§ Task: In the records that follow, show each line where the word "Садовая" is present.

[Data entries]
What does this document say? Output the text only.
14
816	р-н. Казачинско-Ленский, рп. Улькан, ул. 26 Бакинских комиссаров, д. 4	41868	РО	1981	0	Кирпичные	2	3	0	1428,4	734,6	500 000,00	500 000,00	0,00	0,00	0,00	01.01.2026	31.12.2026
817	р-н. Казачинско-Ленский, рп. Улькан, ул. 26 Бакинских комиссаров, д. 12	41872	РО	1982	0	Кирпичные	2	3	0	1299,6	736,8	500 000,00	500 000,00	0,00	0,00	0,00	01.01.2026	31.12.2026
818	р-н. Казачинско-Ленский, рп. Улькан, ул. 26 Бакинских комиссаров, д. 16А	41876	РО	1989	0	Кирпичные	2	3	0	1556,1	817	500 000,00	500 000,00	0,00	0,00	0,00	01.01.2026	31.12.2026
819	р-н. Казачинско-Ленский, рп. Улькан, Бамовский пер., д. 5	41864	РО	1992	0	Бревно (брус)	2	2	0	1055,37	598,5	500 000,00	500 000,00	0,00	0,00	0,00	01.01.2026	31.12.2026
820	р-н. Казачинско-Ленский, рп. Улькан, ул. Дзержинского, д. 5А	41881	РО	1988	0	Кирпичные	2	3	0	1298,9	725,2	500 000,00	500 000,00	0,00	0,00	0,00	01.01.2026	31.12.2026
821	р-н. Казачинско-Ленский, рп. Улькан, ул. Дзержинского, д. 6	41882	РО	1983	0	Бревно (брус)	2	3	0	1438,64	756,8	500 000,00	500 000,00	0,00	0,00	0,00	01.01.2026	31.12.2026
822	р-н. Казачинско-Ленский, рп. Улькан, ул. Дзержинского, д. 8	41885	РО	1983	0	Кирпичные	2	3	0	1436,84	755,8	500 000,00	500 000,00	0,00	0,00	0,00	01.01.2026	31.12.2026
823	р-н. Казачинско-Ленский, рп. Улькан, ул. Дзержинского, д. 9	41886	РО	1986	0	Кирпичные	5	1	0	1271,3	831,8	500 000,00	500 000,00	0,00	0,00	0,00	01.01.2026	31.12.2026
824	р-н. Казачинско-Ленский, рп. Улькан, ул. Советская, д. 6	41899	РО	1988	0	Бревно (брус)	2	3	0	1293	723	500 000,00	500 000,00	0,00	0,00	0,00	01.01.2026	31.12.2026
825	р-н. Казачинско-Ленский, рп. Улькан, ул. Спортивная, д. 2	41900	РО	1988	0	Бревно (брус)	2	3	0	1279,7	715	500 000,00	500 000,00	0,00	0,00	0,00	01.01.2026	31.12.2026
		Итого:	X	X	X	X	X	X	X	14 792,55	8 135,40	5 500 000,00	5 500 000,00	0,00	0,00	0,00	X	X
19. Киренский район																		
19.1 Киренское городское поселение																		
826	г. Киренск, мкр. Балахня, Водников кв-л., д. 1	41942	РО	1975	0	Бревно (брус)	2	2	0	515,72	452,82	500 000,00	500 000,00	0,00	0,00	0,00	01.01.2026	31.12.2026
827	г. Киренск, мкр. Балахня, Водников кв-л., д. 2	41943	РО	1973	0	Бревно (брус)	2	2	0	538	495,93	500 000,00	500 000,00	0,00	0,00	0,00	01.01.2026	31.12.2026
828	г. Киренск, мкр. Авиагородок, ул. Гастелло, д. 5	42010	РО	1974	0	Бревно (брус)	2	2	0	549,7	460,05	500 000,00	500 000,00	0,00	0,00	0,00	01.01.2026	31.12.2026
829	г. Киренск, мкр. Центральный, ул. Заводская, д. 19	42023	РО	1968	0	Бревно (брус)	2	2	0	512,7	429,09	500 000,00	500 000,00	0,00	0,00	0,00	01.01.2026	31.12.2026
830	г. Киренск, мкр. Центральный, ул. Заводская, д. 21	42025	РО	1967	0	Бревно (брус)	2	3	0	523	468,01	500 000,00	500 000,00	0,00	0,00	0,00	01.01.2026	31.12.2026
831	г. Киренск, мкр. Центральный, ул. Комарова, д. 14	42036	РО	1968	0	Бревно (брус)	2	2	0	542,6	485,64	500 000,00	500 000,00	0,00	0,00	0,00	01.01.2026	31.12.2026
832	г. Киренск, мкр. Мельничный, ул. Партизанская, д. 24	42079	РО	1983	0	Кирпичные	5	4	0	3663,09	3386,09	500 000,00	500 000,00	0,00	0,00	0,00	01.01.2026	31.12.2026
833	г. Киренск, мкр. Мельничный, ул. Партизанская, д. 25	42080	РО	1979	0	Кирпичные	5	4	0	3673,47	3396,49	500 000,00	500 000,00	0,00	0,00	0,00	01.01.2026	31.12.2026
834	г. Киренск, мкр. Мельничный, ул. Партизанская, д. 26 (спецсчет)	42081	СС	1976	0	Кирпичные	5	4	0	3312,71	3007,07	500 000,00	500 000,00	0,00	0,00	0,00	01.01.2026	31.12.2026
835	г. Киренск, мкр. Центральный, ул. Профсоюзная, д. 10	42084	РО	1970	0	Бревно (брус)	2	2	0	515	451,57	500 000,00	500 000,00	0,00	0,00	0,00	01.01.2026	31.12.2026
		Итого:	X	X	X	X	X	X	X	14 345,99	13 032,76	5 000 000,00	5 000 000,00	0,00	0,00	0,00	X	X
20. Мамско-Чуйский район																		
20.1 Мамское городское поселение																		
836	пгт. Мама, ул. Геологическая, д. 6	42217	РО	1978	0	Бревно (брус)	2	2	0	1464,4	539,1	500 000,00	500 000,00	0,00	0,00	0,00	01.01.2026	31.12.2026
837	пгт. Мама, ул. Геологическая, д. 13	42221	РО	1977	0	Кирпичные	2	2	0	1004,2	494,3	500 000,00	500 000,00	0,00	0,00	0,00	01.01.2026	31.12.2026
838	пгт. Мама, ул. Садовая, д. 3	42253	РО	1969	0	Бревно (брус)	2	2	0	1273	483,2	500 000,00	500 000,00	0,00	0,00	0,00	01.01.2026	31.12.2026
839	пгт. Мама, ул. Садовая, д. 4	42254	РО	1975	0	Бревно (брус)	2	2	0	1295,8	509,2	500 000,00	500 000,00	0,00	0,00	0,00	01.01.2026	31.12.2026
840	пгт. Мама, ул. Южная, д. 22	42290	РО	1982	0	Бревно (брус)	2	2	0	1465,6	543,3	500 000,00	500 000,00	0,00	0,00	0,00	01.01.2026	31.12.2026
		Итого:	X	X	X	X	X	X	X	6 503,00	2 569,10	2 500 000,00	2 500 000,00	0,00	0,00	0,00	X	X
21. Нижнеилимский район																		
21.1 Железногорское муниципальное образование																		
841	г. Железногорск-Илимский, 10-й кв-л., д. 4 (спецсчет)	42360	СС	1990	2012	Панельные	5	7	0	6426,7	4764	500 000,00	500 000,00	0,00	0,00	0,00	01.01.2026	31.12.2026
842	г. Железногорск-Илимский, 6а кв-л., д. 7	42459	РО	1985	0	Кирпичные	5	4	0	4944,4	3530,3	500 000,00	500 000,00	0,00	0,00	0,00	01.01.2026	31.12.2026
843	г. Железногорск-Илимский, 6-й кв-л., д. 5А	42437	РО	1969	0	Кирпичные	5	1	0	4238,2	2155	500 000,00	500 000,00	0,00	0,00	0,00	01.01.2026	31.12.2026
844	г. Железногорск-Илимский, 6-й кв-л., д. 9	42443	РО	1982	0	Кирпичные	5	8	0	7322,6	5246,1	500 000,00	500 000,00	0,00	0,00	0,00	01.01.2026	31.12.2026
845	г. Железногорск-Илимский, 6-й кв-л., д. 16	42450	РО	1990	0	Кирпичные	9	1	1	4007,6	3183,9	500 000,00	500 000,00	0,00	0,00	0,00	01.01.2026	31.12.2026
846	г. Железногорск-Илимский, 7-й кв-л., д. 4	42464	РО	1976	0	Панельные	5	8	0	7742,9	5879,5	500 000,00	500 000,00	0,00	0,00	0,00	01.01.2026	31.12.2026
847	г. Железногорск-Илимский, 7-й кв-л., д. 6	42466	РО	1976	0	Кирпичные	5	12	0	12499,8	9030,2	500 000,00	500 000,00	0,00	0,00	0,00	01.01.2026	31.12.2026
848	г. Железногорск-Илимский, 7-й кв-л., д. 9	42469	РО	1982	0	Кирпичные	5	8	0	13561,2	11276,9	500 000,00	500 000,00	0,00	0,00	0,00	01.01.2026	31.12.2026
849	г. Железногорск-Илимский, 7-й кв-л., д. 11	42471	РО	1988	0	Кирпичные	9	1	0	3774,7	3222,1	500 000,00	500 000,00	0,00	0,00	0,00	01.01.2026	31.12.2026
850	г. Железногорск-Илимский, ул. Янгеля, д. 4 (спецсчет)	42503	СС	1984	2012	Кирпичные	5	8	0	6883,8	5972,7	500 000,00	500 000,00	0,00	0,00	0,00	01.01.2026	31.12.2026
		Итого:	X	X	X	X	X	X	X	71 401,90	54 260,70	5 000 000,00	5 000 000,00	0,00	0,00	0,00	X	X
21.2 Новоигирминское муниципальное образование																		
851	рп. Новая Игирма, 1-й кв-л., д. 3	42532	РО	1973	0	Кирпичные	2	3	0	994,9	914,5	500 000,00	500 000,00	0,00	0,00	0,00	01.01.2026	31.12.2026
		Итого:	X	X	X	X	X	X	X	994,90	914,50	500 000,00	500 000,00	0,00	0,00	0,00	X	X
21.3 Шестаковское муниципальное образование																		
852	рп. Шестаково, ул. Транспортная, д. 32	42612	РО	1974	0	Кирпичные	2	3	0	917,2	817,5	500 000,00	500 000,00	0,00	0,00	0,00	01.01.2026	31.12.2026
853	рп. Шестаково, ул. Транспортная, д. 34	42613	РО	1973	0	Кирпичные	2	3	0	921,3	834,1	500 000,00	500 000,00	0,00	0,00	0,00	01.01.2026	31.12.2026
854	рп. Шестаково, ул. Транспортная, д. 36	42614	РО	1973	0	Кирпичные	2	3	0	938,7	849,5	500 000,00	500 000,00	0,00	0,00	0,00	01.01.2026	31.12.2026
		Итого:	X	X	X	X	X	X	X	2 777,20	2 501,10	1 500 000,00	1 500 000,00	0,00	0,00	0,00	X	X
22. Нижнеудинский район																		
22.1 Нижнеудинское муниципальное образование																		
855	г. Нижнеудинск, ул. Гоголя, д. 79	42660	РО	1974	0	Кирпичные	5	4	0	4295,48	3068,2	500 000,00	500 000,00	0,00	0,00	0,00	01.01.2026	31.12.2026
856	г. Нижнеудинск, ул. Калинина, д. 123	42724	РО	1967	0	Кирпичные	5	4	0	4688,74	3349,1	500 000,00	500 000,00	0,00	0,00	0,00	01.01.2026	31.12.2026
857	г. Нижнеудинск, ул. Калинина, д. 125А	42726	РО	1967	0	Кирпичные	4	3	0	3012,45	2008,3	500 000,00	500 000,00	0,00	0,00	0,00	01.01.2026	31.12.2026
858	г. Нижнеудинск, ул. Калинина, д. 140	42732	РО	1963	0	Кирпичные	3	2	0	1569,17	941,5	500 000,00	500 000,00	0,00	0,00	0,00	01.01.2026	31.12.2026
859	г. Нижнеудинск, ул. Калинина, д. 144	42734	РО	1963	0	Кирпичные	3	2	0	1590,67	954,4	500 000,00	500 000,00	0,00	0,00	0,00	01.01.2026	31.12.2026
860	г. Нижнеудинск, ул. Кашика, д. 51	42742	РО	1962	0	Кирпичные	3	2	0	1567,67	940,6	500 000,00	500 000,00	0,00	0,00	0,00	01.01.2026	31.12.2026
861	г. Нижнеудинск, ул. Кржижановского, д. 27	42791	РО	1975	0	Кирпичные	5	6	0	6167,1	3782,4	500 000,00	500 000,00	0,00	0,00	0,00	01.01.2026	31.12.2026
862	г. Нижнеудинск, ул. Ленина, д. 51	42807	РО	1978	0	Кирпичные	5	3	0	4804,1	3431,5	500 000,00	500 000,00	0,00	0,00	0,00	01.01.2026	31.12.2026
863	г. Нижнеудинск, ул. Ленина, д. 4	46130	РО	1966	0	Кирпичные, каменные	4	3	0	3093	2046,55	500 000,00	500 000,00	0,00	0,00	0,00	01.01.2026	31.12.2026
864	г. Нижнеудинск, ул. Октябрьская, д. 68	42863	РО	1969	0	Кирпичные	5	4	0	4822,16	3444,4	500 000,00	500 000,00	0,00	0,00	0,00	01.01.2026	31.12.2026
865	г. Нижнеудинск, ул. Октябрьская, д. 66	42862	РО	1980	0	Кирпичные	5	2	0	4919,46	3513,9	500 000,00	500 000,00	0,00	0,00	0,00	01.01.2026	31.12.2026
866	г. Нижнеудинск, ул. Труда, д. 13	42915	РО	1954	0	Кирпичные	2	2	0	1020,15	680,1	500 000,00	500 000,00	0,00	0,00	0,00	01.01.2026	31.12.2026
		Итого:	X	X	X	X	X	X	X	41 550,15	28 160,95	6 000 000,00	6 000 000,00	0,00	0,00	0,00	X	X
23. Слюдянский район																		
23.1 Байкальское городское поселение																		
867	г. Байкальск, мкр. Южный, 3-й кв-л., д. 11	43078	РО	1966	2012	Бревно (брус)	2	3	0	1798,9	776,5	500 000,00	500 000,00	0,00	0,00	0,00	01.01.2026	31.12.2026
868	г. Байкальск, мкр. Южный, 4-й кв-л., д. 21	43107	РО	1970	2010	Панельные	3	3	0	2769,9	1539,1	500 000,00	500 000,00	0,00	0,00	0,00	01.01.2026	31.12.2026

§ Solution to this problem:
838	пгт. Мама, ул. Садовая, д. 3	42253	РО	1969	0	Бревно (брус)	2	2	0	1273	483,2	500 000,00	500 000,00	0,00	0,00	0,00	01.01.2026	31.12.2026
839	пгт. Мама, ул. Садовая, д. 4	42254	РО	1975	0	Бревно (брус)	2	2	0	1295,8	509,2	500 000,00	500 000,00	0,00	0,00	0,00	01.01.2026	31.12.2026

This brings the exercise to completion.